Records that describe figures
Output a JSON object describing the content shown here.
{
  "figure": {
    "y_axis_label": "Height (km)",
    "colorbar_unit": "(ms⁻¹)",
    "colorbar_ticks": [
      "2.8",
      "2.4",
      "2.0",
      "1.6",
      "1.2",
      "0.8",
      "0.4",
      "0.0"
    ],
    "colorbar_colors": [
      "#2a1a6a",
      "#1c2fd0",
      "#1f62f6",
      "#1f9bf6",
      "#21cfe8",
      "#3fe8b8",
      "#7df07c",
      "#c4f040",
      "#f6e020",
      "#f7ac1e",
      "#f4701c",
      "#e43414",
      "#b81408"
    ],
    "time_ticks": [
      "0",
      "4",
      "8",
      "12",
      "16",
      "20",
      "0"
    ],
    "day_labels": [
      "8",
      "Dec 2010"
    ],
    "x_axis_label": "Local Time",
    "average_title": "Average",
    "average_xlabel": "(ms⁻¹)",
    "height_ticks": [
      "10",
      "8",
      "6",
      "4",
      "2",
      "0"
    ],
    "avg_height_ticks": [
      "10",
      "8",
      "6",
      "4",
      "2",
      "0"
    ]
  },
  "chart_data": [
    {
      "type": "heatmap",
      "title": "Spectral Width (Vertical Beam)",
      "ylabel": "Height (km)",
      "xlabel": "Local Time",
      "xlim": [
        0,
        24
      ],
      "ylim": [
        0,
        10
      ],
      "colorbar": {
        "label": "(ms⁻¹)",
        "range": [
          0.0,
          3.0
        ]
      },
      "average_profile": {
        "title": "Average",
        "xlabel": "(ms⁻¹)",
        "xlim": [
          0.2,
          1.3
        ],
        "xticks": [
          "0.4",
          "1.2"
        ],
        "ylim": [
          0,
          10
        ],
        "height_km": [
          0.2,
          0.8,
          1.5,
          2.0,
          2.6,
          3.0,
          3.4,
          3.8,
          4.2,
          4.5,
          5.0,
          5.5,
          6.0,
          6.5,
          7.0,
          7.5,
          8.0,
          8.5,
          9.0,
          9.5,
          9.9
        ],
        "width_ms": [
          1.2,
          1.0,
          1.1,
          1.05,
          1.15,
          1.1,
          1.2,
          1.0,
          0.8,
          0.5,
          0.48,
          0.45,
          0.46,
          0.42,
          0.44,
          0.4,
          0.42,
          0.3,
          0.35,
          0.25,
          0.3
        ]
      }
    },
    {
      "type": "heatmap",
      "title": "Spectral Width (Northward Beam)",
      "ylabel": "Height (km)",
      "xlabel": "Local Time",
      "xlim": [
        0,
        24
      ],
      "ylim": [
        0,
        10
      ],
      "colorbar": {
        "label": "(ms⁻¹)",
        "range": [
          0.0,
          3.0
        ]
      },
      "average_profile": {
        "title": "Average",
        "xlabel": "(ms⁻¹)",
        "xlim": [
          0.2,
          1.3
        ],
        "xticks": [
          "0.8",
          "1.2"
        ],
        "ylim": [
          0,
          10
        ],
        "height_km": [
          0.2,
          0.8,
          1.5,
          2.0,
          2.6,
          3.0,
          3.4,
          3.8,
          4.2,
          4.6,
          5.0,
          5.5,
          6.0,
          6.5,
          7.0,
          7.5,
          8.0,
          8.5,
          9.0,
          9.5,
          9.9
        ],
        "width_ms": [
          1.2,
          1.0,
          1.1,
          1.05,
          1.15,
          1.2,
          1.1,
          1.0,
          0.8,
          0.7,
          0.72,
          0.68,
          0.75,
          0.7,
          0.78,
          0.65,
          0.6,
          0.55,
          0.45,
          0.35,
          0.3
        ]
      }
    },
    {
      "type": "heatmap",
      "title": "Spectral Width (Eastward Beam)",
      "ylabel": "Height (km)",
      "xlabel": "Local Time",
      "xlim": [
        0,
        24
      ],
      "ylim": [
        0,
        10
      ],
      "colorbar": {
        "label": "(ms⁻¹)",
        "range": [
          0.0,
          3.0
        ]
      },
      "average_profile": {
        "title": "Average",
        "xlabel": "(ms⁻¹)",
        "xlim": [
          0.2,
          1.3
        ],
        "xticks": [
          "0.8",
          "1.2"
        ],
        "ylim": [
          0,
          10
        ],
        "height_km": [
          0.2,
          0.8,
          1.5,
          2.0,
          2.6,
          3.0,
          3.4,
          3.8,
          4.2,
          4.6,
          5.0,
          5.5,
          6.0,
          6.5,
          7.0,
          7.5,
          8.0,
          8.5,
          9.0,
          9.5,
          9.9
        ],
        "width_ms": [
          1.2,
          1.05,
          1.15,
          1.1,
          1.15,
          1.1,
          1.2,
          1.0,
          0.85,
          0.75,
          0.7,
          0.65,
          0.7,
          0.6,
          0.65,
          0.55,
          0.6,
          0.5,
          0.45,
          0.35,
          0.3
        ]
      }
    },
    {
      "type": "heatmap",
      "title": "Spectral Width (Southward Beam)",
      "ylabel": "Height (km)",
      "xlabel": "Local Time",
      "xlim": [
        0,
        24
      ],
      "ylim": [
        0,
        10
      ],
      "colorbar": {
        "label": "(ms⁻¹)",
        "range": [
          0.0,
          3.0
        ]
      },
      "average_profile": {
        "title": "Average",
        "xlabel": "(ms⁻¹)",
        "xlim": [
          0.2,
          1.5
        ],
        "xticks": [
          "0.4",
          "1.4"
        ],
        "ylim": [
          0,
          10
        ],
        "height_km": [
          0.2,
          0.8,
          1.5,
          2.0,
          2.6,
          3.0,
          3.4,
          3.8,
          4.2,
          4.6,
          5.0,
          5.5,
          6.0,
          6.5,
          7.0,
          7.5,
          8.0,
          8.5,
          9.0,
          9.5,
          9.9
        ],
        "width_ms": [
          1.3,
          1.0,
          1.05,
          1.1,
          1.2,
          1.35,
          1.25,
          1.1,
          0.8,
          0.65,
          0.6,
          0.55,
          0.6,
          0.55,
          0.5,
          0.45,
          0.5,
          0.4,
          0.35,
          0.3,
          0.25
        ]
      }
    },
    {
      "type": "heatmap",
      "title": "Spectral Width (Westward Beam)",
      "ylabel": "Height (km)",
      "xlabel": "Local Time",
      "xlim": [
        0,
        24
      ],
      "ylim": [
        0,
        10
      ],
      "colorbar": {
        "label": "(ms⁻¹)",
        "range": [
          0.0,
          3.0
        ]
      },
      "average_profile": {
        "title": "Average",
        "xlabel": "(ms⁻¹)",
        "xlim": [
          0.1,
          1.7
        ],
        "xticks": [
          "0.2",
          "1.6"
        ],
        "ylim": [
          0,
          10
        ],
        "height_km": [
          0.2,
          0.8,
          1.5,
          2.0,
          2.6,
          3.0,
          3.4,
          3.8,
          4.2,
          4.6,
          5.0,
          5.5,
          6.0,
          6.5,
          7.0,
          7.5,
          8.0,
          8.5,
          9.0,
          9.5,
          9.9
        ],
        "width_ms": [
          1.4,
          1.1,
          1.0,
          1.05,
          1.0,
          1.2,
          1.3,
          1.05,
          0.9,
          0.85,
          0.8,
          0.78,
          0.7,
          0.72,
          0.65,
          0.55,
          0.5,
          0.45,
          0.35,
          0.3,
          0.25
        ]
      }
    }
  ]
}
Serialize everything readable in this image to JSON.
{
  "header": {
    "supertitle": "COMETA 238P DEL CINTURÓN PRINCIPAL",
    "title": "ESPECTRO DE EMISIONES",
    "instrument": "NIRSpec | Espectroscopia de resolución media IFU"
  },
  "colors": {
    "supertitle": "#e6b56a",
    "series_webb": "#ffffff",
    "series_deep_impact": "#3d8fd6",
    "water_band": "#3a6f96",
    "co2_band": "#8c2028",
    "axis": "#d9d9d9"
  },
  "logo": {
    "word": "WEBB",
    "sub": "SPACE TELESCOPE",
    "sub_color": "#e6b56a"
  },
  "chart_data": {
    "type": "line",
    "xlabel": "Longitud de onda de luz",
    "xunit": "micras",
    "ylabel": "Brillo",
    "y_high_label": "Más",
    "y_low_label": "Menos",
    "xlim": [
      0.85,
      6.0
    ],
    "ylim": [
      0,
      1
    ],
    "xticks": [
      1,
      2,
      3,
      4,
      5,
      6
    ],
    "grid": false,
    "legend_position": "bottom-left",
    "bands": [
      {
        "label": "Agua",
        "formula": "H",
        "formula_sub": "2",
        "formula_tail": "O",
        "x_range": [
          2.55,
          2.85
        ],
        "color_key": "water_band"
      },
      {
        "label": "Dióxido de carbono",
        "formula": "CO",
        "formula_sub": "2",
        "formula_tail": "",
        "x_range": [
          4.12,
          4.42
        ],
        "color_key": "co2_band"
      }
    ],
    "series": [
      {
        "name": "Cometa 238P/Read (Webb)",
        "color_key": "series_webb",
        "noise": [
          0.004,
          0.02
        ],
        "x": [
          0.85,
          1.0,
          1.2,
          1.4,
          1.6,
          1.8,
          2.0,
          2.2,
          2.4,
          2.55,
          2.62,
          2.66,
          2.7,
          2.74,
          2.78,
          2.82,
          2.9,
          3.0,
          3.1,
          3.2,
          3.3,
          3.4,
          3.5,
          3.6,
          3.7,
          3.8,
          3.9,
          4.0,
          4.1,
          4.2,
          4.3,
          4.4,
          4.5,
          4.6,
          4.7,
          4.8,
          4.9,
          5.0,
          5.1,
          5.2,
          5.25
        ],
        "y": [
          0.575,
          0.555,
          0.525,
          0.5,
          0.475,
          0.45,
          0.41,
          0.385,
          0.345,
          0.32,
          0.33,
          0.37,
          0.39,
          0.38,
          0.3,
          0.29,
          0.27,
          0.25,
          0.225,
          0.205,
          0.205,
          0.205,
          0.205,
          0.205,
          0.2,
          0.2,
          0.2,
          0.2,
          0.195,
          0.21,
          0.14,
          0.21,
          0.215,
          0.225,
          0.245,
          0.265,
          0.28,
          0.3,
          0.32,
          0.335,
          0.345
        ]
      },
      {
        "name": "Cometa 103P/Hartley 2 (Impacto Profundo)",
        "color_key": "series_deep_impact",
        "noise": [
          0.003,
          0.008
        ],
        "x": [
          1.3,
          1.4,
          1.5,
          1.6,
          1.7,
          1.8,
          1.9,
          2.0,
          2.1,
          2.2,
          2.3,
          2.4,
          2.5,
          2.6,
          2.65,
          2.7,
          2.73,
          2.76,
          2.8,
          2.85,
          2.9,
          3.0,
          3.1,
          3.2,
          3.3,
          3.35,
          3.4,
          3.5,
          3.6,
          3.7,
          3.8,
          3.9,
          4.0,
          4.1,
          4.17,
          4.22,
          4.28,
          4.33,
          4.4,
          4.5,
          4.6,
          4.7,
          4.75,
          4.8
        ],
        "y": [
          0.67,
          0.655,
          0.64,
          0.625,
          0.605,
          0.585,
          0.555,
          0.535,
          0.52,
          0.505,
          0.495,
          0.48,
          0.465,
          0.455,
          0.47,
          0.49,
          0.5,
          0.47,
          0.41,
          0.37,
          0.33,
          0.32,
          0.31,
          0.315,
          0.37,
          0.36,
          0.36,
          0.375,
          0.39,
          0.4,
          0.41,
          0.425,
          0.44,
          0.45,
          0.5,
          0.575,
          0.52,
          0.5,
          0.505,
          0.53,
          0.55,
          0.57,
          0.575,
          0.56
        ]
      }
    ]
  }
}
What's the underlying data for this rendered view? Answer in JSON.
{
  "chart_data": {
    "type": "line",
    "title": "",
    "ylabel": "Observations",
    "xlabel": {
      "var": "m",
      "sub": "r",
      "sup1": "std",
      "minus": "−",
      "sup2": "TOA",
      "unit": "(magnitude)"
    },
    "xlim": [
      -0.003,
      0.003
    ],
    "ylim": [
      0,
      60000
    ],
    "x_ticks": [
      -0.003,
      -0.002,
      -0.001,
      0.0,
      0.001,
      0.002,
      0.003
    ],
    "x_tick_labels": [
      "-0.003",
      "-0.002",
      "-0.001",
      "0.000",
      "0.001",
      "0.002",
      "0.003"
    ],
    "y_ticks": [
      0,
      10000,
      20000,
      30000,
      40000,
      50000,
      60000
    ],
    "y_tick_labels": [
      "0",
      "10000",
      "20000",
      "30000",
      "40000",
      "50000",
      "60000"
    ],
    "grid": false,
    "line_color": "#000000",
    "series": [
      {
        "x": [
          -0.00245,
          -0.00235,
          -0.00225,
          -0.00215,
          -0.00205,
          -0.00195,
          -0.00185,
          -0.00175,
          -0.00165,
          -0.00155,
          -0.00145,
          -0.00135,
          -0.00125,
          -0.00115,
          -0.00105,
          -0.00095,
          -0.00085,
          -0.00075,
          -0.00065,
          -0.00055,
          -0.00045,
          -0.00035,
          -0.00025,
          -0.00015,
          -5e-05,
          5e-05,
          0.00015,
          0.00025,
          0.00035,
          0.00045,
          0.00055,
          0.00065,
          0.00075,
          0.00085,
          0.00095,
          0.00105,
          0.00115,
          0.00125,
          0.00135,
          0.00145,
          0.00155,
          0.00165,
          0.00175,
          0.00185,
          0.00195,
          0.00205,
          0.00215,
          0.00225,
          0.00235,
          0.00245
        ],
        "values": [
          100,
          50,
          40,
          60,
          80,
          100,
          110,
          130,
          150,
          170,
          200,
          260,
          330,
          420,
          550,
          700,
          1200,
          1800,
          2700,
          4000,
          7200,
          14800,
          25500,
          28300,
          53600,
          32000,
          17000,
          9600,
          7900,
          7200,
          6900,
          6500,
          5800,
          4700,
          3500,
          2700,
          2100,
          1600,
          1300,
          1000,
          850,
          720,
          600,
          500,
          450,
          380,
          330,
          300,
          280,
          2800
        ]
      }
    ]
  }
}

§ TASK REQUIREMENTS:
From the entries above, copy each line holding "this".

§ RESULT OF THE TASK:
Serialize everything readable in this image to JSON.
What's the underlying data for this rendered view? Answer in JSON.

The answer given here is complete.